(PROBLEM DESCRIPTION)
Calculate how many lines in the following records hold the word "Дүрс", and report that number without comment.

(SUPPLIED INFORMATION)
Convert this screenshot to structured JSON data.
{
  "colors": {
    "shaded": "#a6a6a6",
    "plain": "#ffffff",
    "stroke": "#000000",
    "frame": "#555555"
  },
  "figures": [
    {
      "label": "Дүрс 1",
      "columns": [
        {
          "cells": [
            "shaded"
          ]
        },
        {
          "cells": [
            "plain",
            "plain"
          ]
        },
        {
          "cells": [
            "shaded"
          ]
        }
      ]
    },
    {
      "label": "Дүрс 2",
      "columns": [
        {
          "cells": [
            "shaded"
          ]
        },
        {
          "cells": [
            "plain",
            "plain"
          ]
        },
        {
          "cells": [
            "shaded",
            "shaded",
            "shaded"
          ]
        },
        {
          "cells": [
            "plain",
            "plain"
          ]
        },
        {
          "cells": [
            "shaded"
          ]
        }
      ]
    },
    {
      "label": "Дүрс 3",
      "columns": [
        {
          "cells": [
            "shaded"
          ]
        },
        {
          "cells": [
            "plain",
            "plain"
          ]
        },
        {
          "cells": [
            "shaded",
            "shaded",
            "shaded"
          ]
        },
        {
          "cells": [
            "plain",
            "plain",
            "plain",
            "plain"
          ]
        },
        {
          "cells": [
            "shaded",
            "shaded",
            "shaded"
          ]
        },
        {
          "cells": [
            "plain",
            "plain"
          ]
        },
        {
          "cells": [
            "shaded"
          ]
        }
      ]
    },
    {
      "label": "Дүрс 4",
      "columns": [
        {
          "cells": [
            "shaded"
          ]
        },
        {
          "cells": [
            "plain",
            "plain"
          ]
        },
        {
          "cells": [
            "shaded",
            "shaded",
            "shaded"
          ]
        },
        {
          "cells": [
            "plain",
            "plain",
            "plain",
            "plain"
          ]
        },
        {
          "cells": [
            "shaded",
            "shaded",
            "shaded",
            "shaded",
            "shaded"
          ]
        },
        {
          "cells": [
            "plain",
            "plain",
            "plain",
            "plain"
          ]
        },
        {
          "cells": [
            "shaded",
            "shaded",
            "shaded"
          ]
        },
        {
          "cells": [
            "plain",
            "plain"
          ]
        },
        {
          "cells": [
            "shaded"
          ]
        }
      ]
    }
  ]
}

(RESPONSE BELOW)
4